** begin Materials provided **

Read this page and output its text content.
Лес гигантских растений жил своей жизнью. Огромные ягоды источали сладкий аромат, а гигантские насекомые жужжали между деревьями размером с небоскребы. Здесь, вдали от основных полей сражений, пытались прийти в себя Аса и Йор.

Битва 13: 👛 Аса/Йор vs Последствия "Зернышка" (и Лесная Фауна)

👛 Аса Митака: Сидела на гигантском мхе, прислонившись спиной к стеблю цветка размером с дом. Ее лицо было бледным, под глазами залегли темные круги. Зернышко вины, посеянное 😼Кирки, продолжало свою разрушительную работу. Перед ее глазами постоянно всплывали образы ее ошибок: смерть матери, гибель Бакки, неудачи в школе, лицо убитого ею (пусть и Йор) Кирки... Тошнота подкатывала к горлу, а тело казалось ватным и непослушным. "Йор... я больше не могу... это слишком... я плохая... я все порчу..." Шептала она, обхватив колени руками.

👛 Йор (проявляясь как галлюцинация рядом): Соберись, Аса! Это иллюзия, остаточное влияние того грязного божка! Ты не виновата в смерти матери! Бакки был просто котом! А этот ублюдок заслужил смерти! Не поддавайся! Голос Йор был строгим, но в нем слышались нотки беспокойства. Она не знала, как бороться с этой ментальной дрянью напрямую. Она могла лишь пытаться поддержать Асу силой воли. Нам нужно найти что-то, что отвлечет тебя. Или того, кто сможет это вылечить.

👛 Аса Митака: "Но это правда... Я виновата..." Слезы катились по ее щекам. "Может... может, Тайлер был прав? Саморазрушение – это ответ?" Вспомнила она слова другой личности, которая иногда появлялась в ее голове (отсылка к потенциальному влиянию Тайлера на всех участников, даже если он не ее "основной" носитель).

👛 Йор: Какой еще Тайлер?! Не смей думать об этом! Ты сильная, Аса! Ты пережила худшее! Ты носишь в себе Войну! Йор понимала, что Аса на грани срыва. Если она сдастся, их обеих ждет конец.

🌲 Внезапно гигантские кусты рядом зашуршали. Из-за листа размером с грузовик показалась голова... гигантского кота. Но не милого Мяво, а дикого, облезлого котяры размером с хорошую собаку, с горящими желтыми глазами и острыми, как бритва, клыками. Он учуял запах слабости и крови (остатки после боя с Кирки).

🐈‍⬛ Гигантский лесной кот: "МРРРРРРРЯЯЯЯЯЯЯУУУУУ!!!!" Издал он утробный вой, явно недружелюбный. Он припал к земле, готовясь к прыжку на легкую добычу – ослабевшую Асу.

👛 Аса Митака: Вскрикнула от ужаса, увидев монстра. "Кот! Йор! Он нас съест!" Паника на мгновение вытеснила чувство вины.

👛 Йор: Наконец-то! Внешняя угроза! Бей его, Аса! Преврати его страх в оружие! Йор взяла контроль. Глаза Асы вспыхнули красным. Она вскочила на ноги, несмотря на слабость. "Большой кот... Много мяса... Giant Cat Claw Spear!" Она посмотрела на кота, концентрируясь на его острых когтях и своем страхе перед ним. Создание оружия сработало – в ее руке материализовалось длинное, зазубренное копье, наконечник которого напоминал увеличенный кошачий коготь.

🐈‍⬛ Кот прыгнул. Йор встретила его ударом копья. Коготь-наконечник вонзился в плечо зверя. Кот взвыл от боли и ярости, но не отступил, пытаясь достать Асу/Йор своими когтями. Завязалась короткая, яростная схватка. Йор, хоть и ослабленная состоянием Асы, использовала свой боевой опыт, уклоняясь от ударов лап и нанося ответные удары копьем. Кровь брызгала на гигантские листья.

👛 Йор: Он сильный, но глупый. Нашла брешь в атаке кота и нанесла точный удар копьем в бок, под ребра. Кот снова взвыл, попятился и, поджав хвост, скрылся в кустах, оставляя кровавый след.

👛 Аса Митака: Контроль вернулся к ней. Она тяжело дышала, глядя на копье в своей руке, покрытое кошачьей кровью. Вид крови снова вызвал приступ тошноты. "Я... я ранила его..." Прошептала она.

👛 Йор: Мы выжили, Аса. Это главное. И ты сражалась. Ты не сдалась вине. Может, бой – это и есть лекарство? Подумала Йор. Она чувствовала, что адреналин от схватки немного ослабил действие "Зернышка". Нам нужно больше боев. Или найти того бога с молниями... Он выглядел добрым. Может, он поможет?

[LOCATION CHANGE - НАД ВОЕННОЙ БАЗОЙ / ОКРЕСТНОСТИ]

** end Materials provided **

Write out every line of the records exactly.

Read this page and output its text content.
Лес гигантских растений жил своей жизнью. Огромные ягоды источали сладкий аромат, а гигантские насекомые жужжали между деревьями размером с небоскребы. Здесь, вдали от основных полей сражений, пытались прийти в себя Аса и Йор.

Битва 13: 👛 Аса/Йор vs Последствия "Зернышка" (и Лесная Фауна)

👛 Аса Митака: Сидела на гигантском мхе, прислонившись спиной к стеблю цветка размером с дом. Ее лицо было бледным, под глазами залегли темные круги. Зернышко вины, посеянное 😼Кирки, продолжало свою разрушительную работу. Перед ее глазами постоянно всплывали образы ее ошибок: смерть матери, гибель Бакки, неудачи в школе, лицо убитого ею (пусть и Йор) Кирки... Тошнота подкатывала к горлу, а тело казалось ватным и непослушным. "Йор... я больше не могу... это слишком... я плохая... я все порчу..." Шептала она, обхватив колени руками.

👛 Йор (проявляясь как галлюцинация рядом): Соберись, Аса! Это иллюзия, остаточное влияние того грязного божка! Ты не виновата в смерти матери! Бакки был просто котом! А этот ублюдок заслужил смерти! Не поддавайся! Голос Йор был строгим, но в нем слышались нотки беспокойства. Она не знала, как бороться с этой ментальной дрянью напрямую. Она могла лишь пытаться поддержать Асу силой воли. Нам нужно найти что-то, что отвлечет тебя. Или того, кто сможет это вылечить.

👛 Аса Митака: "Но это правда... Я виновата..." Слезы катились по ее щекам. "Может... может, Тайлер был прав? Саморазрушение – это ответ?" Вспомнила она слова другой личности, которая иногда появлялась в ее голове (отсылка к потенциальному влиянию Тайлера на всех участников, даже если он не ее "основной" носитель).

👛 Йор: Какой еще Тайлер?! Не смей думать об этом! Ты сильная, Аса! Ты пережила худшее! Ты носишь в себе Войну! Йор понимала, что Аса на грани срыва. Если она сдастся, их обеих ждет конец.

🌲 Внезапно гигантские кусты рядом зашуршали. Из-за листа размером с грузовик показалась голова... гигантского кота. Но не милого Мяво, а дикого, облезлого котяры размером с хорошую собаку, с горящими желтыми глазами и острыми, как бритва, клыками. Он учуял запах слабости и крови (остатки после боя с Кирки).

🐈‍⬛ Гигантский лесной кот: "МРРРРРРРЯЯЯЯЯЯЯУУУУУ!!!!" Издал он утробный вой, явно недружелюбный. Он припал к земле, готовясь к прыжку на легкую добычу – ослабевшую Асу.

👛 Аса Митака: Вскрикнула от ужаса, увидев монстра. "Кот! Йор! Он нас съест!" Паника на мгновение вытеснила чувство вины.

👛 Йор: Наконец-то! Внешняя угроза! Бей его, Аса! Преврати его страх в оружие! Йор взяла контроль. Глаза Асы вспыхнули красным. Она вскочила на ноги, несмотря на слабость. "Большой кот... Много мяса... Giant Cat Claw Spear!" Она посмотрела на кота, концентрируясь на его острых когтях и своем страхе перед ним. Создание оружия сработало – в ее руке материализовалось длинное, зазубренное копье, наконечник которого напоминал увеличенный кошачий коготь.

🐈‍⬛ Кот прыгнул. Йор встретила его ударом копья. Коготь-наконечник вонзился в плечо зверя. Кот взвыл от боли и ярости, но не отступил, пытаясь достать Асу/Йор своими когтями. Завязалась короткая, яростная схватка. Йор, хоть и ослабленная состоянием Асы, использовала свой боевой опыт, уклоняясь от ударов лап и нанося ответные удары копьем. Кровь брызгала на гигантские листья.

👛 Йор: Он сильный, но глупый. Нашла брешь в атаке кота и нанесла точный удар копьем в бок, под ребра. Кот снова взвыл, попятился и, поджав хвост, скрылся в кустах, оставляя кровавый след.

👛 Аса Митака: Контроль вернулся к ней. Она тяжело дышала, глядя на копье в своей руке, покрытое кошачьей кровью. Вид крови снова вызвал приступ тошноты. "Я... я ранила его..." Прошептала она.

👛 Йор: Мы выжили, Аса. Это главное. И ты сражалась. Ты не сдалась вине. Может, бой – это и есть лекарство? Подумала Йор. Она чувствовала, что адреналин от схватки немного ослабил действие "Зернышка". Нам нужно больше боев. Или найти того бога с молниями... Он выглядел добрым. Может, он поможет?

[LOCATION CHANGE - НАД ВОЕННОЙ БАЗОЙ / ОКРЕСТНОСТИ]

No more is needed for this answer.